▶ Dataset items
■ ■ ■ ■
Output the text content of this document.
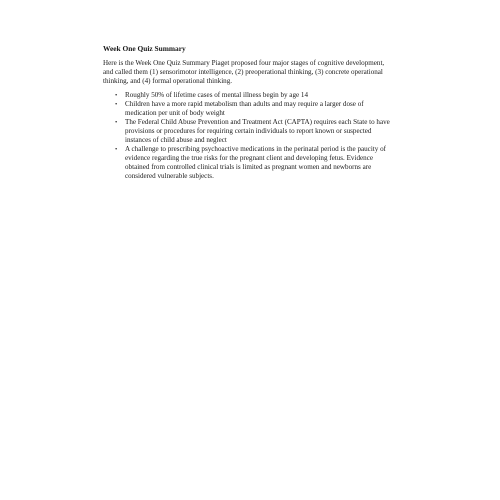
Week One Quiz Summary
Here is the Week One Quiz Summary Piaget proposed four major stages of cognitive development, and called them (1) sensorimotor intelligence, (2) preoperational thinking, (3) concrete operational thinking, and (4) formal operational thinking.
• Roughly 50% of lifetime cases of mental illness begin by age 14
• Children have a more rapid metabolism than adults and may require a larger dose of medication per unit of body weight
• The Federal Child Abuse Prevention and Treatment Act (CAPTA) requires each State to have provisions or procedures for requiring certain individuals to report known or suspected instances of child abuse and neglect
• A challenge to prescribing psychoactive medications in the perinatal period is the paucity of evidence regarding the true risks for the pregnant client and developing fetus. Evidence obtained from controlled clinical trials is limited as pregnant women and newborns are considered vulnerable subjects.
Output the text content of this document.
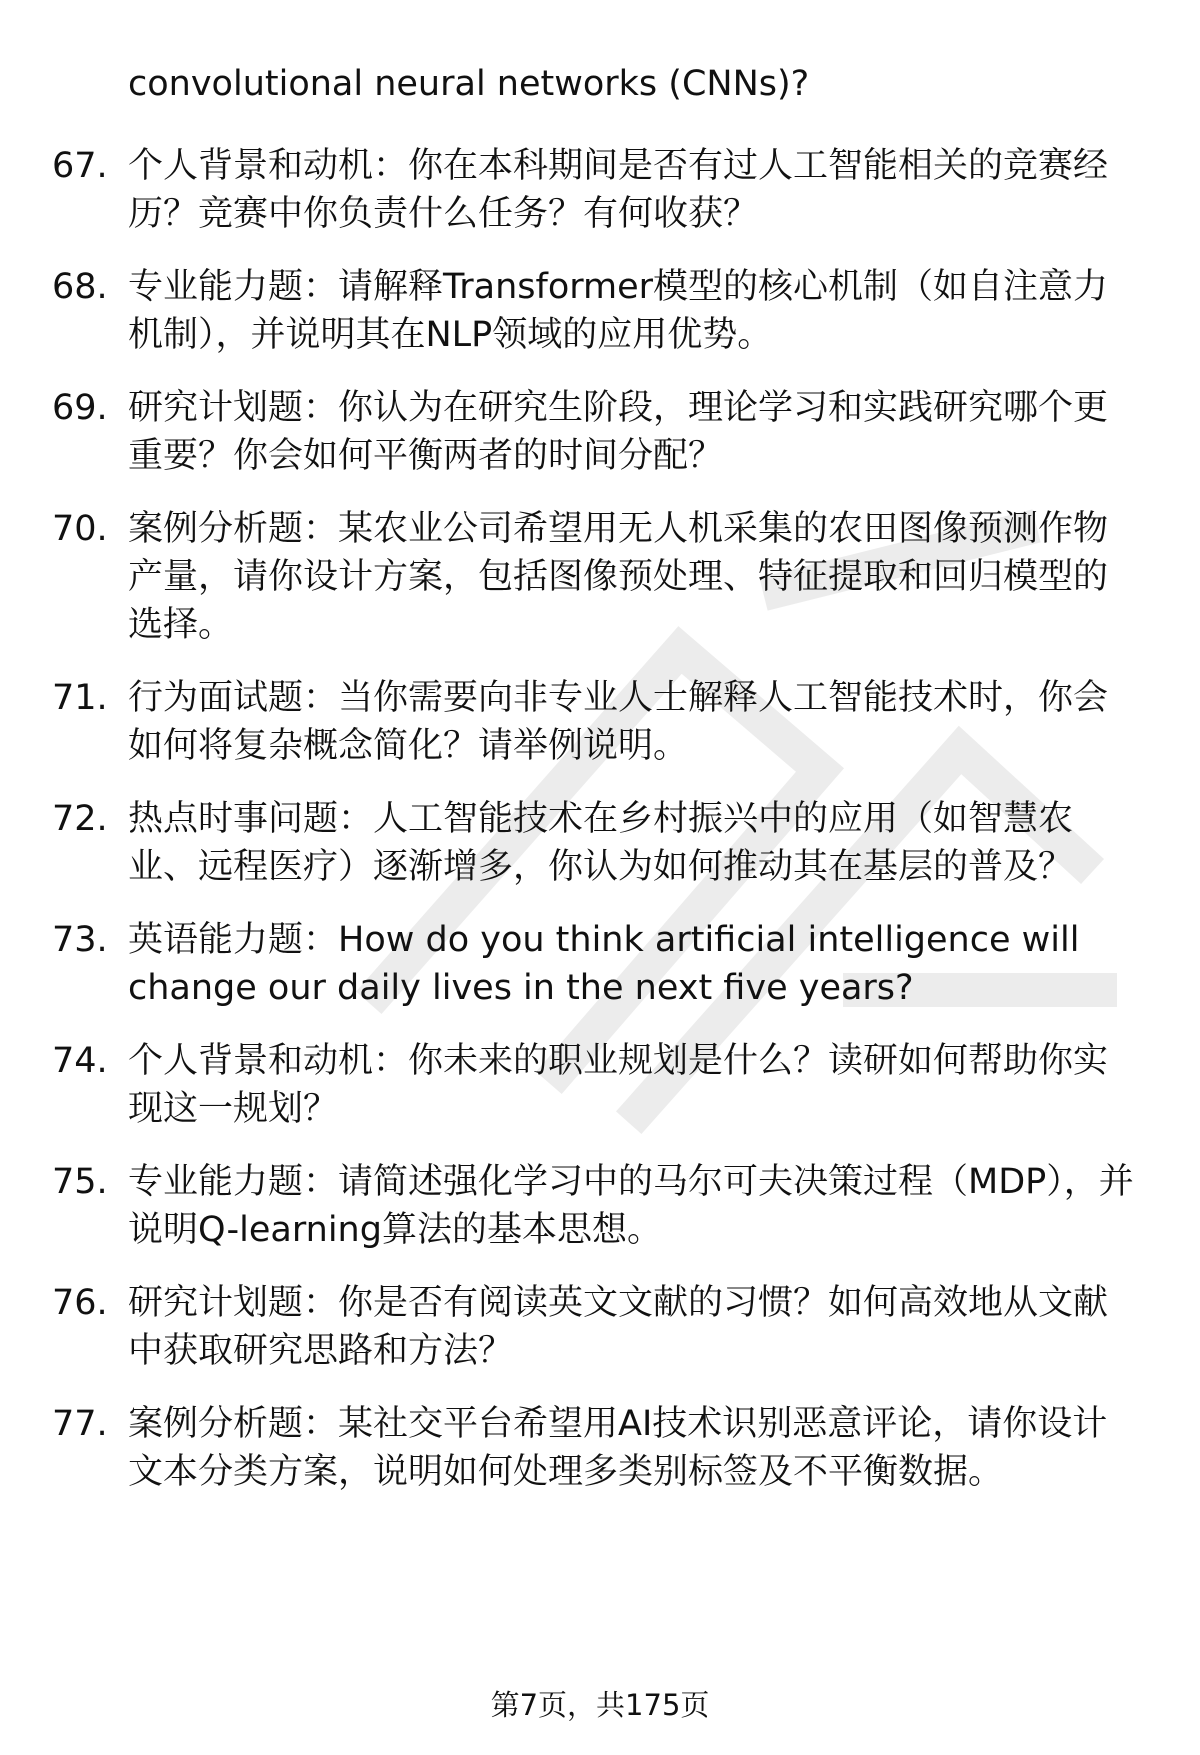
convolutional neural networks (CNNs)?
67. 个人背景和动机：你在本科期间是否有过人工智能相关的竞赛经历？竞赛中你负责什么任务？有何收获？
68. 专业能力题：请解释Transformer模型的核心机制（如自注意力机制），并说明其在NLP领域的应用优势。
69. 研究计划题：你认为在研究生阶段，理论学习和实践研究哪个更重要？你会如何平衡两者的时间分配？
70. 案例分析题：某农业公司希望用无人机采集的农田图像预测作物产量，请你设计方案，包括图像预处理、特征提取和回归模型的选择。
71. 行为面试题：当你需要向非专业人士解释人工智能技术时，你会如何将复杂概念简化？请举例说明。
72. 热点时事问题：人工智能技术在乡村振兴中的应用（如智慧农业、远程医疗）逐渐增多，你认为如何推动其在基层的普及？
73. 英语能力题：How do you think artificial intelligence will change our daily lives in the next five years?
74. 个人背景和动机：你未来的职业规划是什么？读研如何帮助你实现这一规划？
75. 专业能力题：请简述强化学习中的马尔可夫决策过程（MDP），并说明Q-learning算法的基本思想。
76. 研究计划题：你是否有阅读英文文献的习惯？如何高效地从文献中获取研究思路和方法？
77. 案例分析题：某社交平台希望用AI技术识别恶意评论，请你设计文本分类方案，说明如何处理多类别标签及不平衡数据。
第7页，共175页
■ ■ ■ ■
▶ SHORT TASK
Copy out the whole listing exactly, and don't carry over any pictures.

▶ SOLUTION TO THIS EXERCISE
Output the text content of this document.
Week One Quiz Summary
Here is the Week One Quiz Summary Piaget proposed four major stages of cognitive development, and called them (1) sensorimotor intelligence, (2) preoperational thinking, (3) concrete operational thinking, and (4) formal operational thinking.
• Roughly 50% of lifetime cases of mental illness begin by age 14
• Children have a more rapid metabolism than adults and may require a larger dose of medication per unit of body weight
• The Federal Child Abuse Prevention and Treatment Act (CAPTA) requires each State to have provisions or procedures for requiring certain individuals to report known or suspected instances of child abuse and neglect
• A challenge to prescribing psychoactive medications in the perinatal period is the paucity of evidence regarding the true risks for the pregnant client and developing fetus. Evidence obtained from controlled clinical trials is limited as pregnant women and newborns are considered vulnerable subjects.
Output the text content of this document.
convolutional neural networks (CNNs)?
67. 个人背景和动机：你在本科期间是否有过人工智能相关的竞赛经历？竞赛中你负责什么任务？有何收获？
68. 专业能力题：请解释Transformer模型的核心机制（如自注意力机制），并说明其在NLP领域的应用优势。
69. 研究计划题：你认为在研究生阶段，理论学习和实践研究哪个更重要？你会如何平衡两者的时间分配？
70. 案例分析题：某农业公司希望用无人机采集的农田图像预测作物产量，请你设计方案，包括图像预处理、特征提取和回归模型的选择。
71. 行为面试题：当你需要向非专业人士解释人工智能技术时，你会如何将复杂概念简化？请举例说明。
72. 热点时事问题：人工智能技术在乡村振兴中的应用（如智慧农业、远程医疗）逐渐增多，你认为如何推动其在基层的普及？
73. 英语能力题：How do you think artificial intelligence will change our daily lives in the next five years?
74. 个人背景和动机：你未来的职业规划是什么？读研如何帮助你实现这一规划？
75. 专业能力题：请简述强化学习中的马尔可夫决策过程（MDP），并说明Q-learning算法的基本思想。
76. 研究计划题：你是否有阅读英文文献的习惯？如何高效地从文献中获取研究思路和方法？
77. 案例分析题：某社交平台希望用AI技术识别恶意评论，请你设计文本分类方案，说明如何处理多类别标签及不平衡数据。
第7页，共175页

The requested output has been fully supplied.